__Challenge__: Search the listing for the string "value" and copy every line that contains it.

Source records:
-- START --

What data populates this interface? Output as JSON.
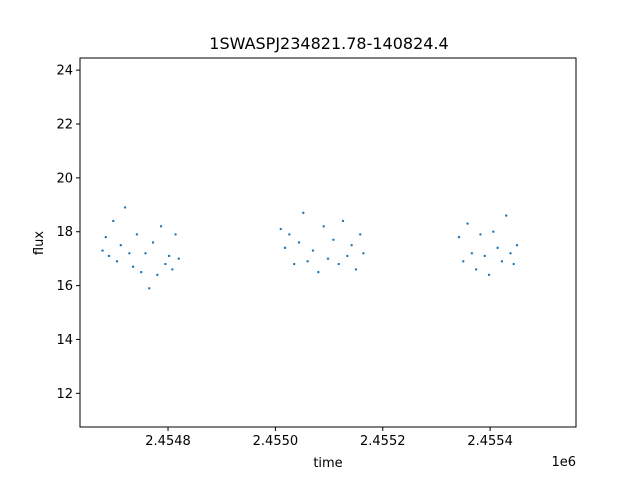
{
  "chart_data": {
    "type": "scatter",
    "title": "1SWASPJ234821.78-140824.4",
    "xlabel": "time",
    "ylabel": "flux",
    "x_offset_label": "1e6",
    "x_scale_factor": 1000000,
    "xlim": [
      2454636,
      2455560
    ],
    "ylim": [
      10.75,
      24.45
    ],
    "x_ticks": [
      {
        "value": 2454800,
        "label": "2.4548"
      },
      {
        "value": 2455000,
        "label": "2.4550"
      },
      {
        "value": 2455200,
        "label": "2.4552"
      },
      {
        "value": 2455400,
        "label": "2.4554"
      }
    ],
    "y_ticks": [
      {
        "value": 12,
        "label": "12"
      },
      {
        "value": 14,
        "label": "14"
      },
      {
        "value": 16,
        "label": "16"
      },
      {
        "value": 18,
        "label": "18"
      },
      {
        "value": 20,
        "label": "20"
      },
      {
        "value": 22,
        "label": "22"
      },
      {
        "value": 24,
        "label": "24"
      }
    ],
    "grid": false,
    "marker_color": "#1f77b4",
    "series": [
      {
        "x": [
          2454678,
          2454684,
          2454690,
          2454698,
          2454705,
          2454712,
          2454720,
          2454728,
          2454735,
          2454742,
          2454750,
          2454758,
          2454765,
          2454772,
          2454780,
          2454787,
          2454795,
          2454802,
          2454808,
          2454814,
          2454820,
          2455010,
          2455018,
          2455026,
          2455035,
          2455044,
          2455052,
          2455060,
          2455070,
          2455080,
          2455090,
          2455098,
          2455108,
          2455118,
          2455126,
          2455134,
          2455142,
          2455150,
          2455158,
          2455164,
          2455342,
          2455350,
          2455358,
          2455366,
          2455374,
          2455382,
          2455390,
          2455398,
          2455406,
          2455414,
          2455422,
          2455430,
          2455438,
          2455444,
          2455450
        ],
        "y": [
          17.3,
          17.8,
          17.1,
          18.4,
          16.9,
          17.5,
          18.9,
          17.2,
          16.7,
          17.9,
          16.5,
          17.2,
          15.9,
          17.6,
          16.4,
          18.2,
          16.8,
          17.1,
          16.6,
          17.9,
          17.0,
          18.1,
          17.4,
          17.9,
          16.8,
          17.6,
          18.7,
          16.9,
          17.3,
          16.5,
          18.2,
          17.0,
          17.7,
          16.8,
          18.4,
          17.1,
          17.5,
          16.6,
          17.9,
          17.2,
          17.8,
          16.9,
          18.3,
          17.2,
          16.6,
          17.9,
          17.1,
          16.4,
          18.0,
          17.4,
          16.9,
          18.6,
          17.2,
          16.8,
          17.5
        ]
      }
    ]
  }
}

-- END --

__Answer__:
        "value": 2454800,
        "value": 2455000,
        "value": 2455200,
        "value": 2455400,
        "value": 12,
        "value": 14,
        "value": 16,
        "value": 18,
        "value": 20,
        "value": 22,
        "value": 24,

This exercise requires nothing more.